TASK TO COMPLETE. Pictures stay out of the copy; restate everything else in the material exactly.
-- BEGIN RECORD SET --
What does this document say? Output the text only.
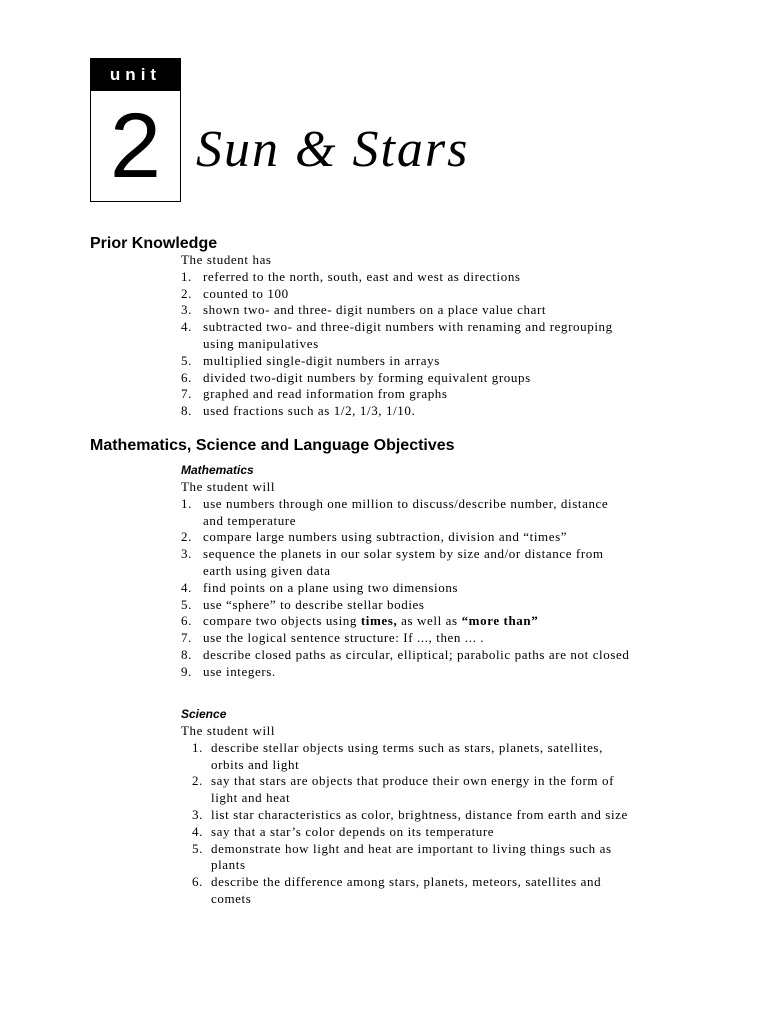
unit
2 Sun & Stars
Prior Knowledge

The student has

1. referred to the north, south, east and west as directions
2. counted to 100
3. shown two- and three- digit numbers on a place value chart
4. subtracted two- and three-digit numbers with renaming and regrouping using manipulatives
5. multiplied single-digit numbers in arrays
6. divided two-digit numbers by forming equivalent groups
7. graphed and read information from graphs
8. used fractions such as 1/2, 1/3, 1/10.
Mathematics, Science and Language Objectives
Mathematics

The student will

1. use numbers through one million to discuss/describe number, distance and temperature
2. compare large numbers using subtraction, division and “times”
3. sequence the planets in our solar system by size and/or distance from earth using given data
4. find points on a plane using two dimensions
5. use “sphere” to describe stellar bodies
6. compare two objects using times, as well as “more than”
7. use the logical sentence structure: If ..., then ... .
8. describe closed paths as circular, elliptical; parabolic paths are not closed
9. use integers.
Science

The student will

1. describe stellar objects using terms such as stars, planets, satellites, orbits and light
2. say that stars are objects that produce their own energy in the form of light and heat
3. list star characteristics as color, brightness, distance from earth and size
4. say that a star’s color depends on its temperature
5. demonstrate how light and heat are important to living things such as plants
6. describe the difference among stars, planets, meteors, satellites and comets
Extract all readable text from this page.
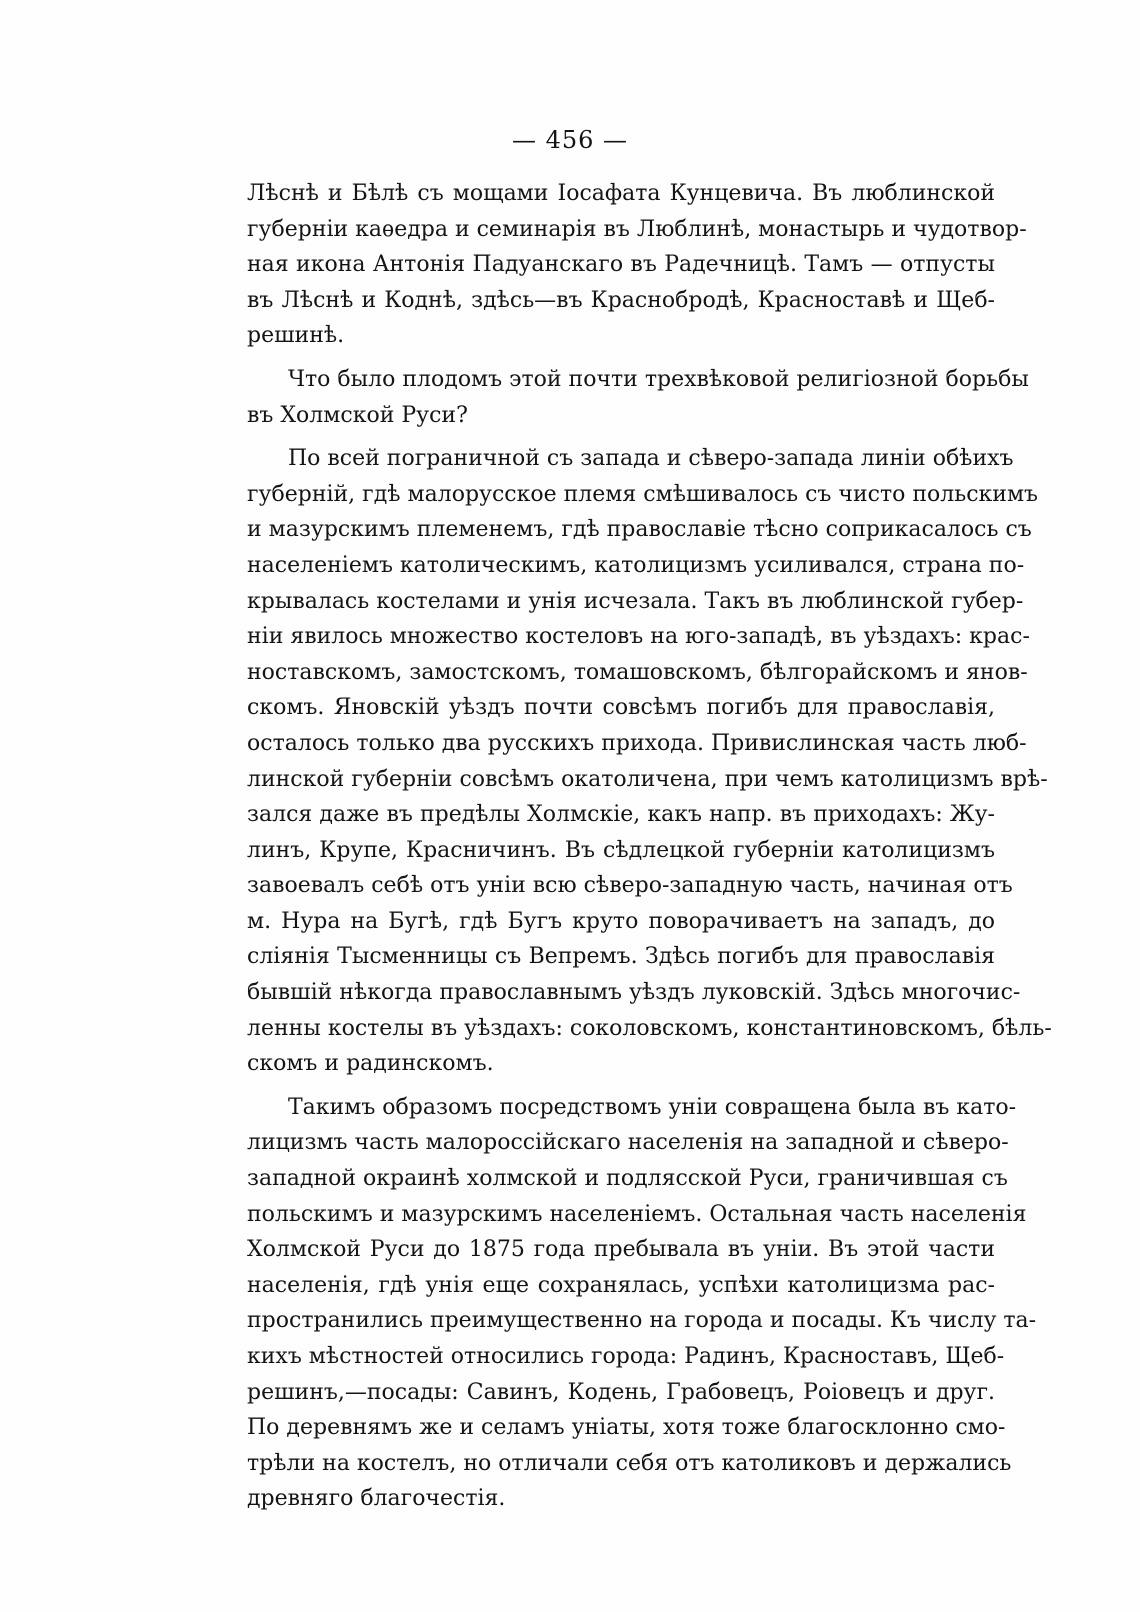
— 456 —
Лѣснѣ и Бѣлѣ съ мощами Іосафата Кунцевича. Въ люблинской
губерніи каѳедра и семинарія въ Люблинѣ, монастырь и чудотвор-
ная икона Антонія Падуанскаго въ Радечницѣ. Тамъ — отпусты
въ Лѣснѣ и Коднѣ, здѣсь—въ Краснобродѣ, Красноставѣ и Щеб-
решинѣ.
Что было плодомъ этой почти трехвѣковой религіозной борьбы
въ Холмской Руси?
По всей пограничной съ запада и сѣверо-запада линіи обѣихъ
губерній, гдѣ малорусское племя смѣшивалось съ чисто польскимъ
и мазурскимъ племенемъ, гдѣ православіе тѣсно соприкасалось съ
населеніемъ католическимъ, католицизмъ усиливался, страна по-
крывалась костелами и унія исчезала. Такъ въ люблинской губер-
ніи явилось множество костеловъ на юго-западѣ, въ уѣздахъ: крас-
ноставскомъ, замостскомъ, томашовскомъ, бѣлгорайскомъ и янов-
скомъ. Яновскій уѣздъ почти совсѣмъ погибъ для православія,
осталось только два русскихъ прихода. Привислинская часть люб-
линской губерніи совсѣмъ окатоличена, при чемъ католицизмъ врѣ-
зался даже въ предѣлы Холмскіе, какъ напр. въ приходахъ: Жу-
линъ, Крупе, Красничинъ. Въ сѣдлецкой губерніи католицизмъ
завоевалъ себѣ отъ уніи всю сѣверо-западную часть, начиная отъ
м. Нура на Бугѣ, гдѣ Бугъ круто поворачиваетъ на западъ, до
слiянія Тысменницы съ Вепремъ. Здѣсь погибъ для православія
бывшій нѣкогда православнымъ уѣздъ луковскій. Здѣсь многочис-
ленны костелы въ уѣздахъ: соколовскомъ, константиновскомъ, бѣль-
скомъ и радинскомъ.
Такимъ образомъ посредствомъ уніи совращена была въ като-
лицизмъ часть малороссійскаго населенія на западной и сѣверо-
западной окраинѣ холмской и подлясской Руси, граничившая съ
польскимъ и мазурскимъ населеніемъ. Остальная часть населенія
Холмской Руси до 1875 года пребывала въ уніи. Въ этой части
населенія, гдѣ унія еще сохранялась, успѣхи католицизма рас-
пространились преимущественно на города и посады. Къ числу та-
кихъ мѣстностей относились города: Радинъ, Красноставъ, Щеб-
решинъ,—посады: Савинъ, Кодень, Грабовецъ, Роiовецъ и друг.
По деревнямъ же и селамъ уніаты, хотя тоже благосклонно смо-
трѣли на костелъ, но отличали себя отъ католиковъ и держались
древняго благочестія.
-- END RECORD SET --
ANSWER TO THIS EXERCISE.
What does this document say? Output the text only.
unit
2 Sun & Stars
Prior Knowledge

The student has

1. referred to the north, south, east and west as directions
2. counted to 100
3. shown two- and three- digit numbers on a place value chart
4. subtracted two- and three-digit numbers with renaming and regrouping using manipulatives
5. multiplied single-digit numbers in arrays
6. divided two-digit numbers by forming equivalent groups
7. graphed and read information from graphs
8. used fractions such as 1/2, 1/3, 1/10.
Mathematics, Science and Language Objectives
Mathematics

The student will

1. use numbers through one million to discuss/describe number, distance and temperature
2. compare large numbers using subtraction, division and “times”
3. sequence the planets in our solar system by size and/or distance from earth using given data
4. find points on a plane using two dimensions
5. use “sphere” to describe stellar bodies
6. compare two objects using times, as well as “more than”
7. use the logical sentence structure: If ..., then ... .
8. describe closed paths as circular, elliptical; parabolic paths are not closed
9. use integers.
Science

The student will

1. describe stellar objects using terms such as stars, planets, satellites, orbits and light
2. say that stars are objects that produce their own energy in the form of light and heat
3. list star characteristics as color, brightness, distance from earth and size
4. say that a star’s color depends on its temperature
5. demonstrate how light and heat are important to living things such as plants
6. describe the difference among stars, planets, meteors, satellites and comets
Extract all readable text from this page.
— 456 —
Лѣснѣ и Бѣлѣ съ мощами Іосафата Кунцевича. Въ люблинской
губерніи каѳедра и семинарія въ Люблинѣ, монастырь и чудотвор-
ная икона Антонія Падуанскаго въ Радечницѣ. Тамъ — отпусты
въ Лѣснѣ и Коднѣ, здѣсь—въ Краснобродѣ, Красноставѣ и Щеб-
решинѣ.
Что было плодомъ этой почти трехвѣковой религіозной борьбы
въ Холмской Руси?
По всей пограничной съ запада и сѣверо-запада линіи обѣихъ
губерній, гдѣ малорусское племя смѣшивалось съ чисто польскимъ
и мазурскимъ племенемъ, гдѣ православіе тѣсно соприкасалось съ
населеніемъ католическимъ, католицизмъ усиливался, страна по-
крывалась костелами и унія исчезала. Такъ въ люблинской губер-
ніи явилось множество костеловъ на юго-западѣ, въ уѣздахъ: крас-
ноставскомъ, замостскомъ, томашовскомъ, бѣлгорайскомъ и янов-
скомъ. Яновскій уѣздъ почти совсѣмъ погибъ для православія,
осталось только два русскихъ прихода. Привислинская часть люб-
линской губерніи совсѣмъ окатоличена, при чемъ католицизмъ врѣ-
зался даже въ предѣлы Холмскіе, какъ напр. въ приходахъ: Жу-
линъ, Крупе, Красничинъ. Въ сѣдлецкой губерніи католицизмъ
завоевалъ себѣ отъ уніи всю сѣверо-западную часть, начиная отъ
м. Нура на Бугѣ, гдѣ Бугъ круто поворачиваетъ на западъ, до
слiянія Тысменницы съ Вепремъ. Здѣсь погибъ для православія
бывшій нѣкогда православнымъ уѣздъ луковскій. Здѣсь многочис-
ленны костелы въ уѣздахъ: соколовскомъ, константиновскомъ, бѣль-
скомъ и радинскомъ.
Такимъ образомъ посредствомъ уніи совращена была въ като-
лицизмъ часть малороссійскаго населенія на западной и сѣверо-
западной окраинѣ холмской и подлясской Руси, граничившая съ
польскимъ и мазурскимъ населеніемъ. Остальная часть населенія
Холмской Руси до 1875 года пребывала въ уніи. Въ этой части
населенія, гдѣ унія еще сохранялась, успѣхи католицизма рас-
пространились преимущественно на города и посады. Къ числу та-
кихъ мѣстностей относились города: Радинъ, Красноставъ, Щеб-
решинъ,—посады: Савинъ, Кодень, Грабовецъ, Роiовецъ и друг.
По деревнямъ же и селамъ уніаты, хотя тоже благосклонно смо-
трѣли на костелъ, но отличали себя отъ католиковъ и держались
древняго благочестія.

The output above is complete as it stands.